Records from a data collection
** Begin **
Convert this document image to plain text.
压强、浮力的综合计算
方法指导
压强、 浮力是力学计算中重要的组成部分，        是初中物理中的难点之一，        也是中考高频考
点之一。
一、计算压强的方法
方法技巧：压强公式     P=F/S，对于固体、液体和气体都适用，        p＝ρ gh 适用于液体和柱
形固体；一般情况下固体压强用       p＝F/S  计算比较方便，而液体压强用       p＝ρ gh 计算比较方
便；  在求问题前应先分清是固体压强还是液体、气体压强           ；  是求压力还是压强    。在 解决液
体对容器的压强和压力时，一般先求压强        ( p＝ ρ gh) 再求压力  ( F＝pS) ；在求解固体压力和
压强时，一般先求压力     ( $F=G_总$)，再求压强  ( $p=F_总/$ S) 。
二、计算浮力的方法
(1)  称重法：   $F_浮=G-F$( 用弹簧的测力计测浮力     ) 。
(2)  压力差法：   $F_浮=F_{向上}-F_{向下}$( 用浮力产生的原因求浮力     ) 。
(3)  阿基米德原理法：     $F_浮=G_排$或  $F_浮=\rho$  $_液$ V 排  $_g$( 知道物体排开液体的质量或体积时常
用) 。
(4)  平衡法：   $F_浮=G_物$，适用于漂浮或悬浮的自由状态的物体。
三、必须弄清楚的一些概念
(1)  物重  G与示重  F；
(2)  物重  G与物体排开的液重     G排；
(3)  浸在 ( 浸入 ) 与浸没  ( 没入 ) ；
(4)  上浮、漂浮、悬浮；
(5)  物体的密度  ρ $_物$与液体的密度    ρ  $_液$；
** End **
WHAT IS ASKED ▸ Repeat the material above exactly.

ANSWER TO THIS TASK ▸
Convert this document image to plain text.
压强、浮力的综合计算
方法指导
压强、 浮力是力学计算中重要的组成部分，        是初中物理中的难点之一，        也是中考高频考
点之一。
一、计算压强的方法
方法技巧：压强公式     P=F/S，对于固体、液体和气体都适用，        p＝ρ gh 适用于液体和柱
形固体；一般情况下固体压强用       p＝F/S  计算比较方便，而液体压强用       p＝ρ gh 计算比较方
便；  在求问题前应先分清是固体压强还是液体、气体压强           ；  是求压力还是压强    。在 解决液
体对容器的压强和压力时，一般先求压强        ( p＝ ρ gh) 再求压力  ( F＝pS) ；在求解固体压力和
压强时，一般先求压力     ( $F=G_总$)，再求压强  ( $p=F_总/$ S) 。
二、计算浮力的方法
(1)  称重法：   $F_浮=G-F$( 用弹簧的测力计测浮力     ) 。
(2)  压力差法：   $F_浮=F_{向上}-F_{向下}$( 用浮力产生的原因求浮力     ) 。
(3)  阿基米德原理法：     $F_浮=G_排$或  $F_浮=\rho$  $_液$ V 排  $_g$( 知道物体排开液体的质量或体积时常
用) 。
(4)  平衡法：   $F_浮=G_物$，适用于漂浮或悬浮的自由状态的物体。
三、必须弄清楚的一些概念
(1)  物重  G与示重  F；
(2)  物重  G与物体排开的液重     G排；
(3)  浸在 ( 浸入 ) 与浸没  ( 没入 ) ；
(4)  上浮、漂浮、悬浮；
(5)  物体的密度  ρ $_物$与液体的密度    ρ  $_液$；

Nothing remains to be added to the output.